Exercise details
Make an exact copy of the listing below.

Records shown
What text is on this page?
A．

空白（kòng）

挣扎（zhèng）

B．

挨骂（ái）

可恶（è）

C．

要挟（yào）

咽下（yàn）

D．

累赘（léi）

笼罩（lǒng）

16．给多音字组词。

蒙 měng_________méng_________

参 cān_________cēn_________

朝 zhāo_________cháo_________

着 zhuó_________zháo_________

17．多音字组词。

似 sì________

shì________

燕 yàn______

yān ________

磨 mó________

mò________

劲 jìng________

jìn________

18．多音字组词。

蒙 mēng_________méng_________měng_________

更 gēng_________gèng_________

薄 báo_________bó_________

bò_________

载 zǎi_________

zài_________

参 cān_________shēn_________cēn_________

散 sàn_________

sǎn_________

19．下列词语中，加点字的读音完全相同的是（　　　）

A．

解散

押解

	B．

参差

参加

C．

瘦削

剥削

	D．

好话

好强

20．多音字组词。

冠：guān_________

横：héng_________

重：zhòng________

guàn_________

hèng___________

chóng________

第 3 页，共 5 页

Task response
What text is on this page?
A．

空白（kòng）

挣扎（zhèng）

B．

挨骂（ái）

可恶（è）

C．

要挟（yào）

咽下（yàn）

D．

累赘（léi）

笼罩（lǒng）

16．给多音字组词。

蒙 měng_________méng_________

参 cān_________cēn_________

朝 zhāo_________cháo_________

着 zhuó_________zháo_________

17．多音字组词。

似 sì________

shì________

燕 yàn______

yān ________

磨 mó________

mò________

劲 jìng________

jìn________

18．多音字组词。

蒙 mēng_________méng_________měng_________

更 gēng_________gèng_________

薄 báo_________bó_________

bò_________

载 zǎi_________

zài_________

参 cān_________shēn_________cēn_________

散 sàn_________

sǎn_________

19．下列词语中，加点字的读音完全相同的是（　　　）

A．

解散

押解

	B．

参差

参加

C．

瘦削

剥削

	D．

好话

好强

20．多音字组词。

冠：guān_________

横：héng_________

重：zhòng________

guàn_________

hèng___________

chóng________

第 3 页，共 5 页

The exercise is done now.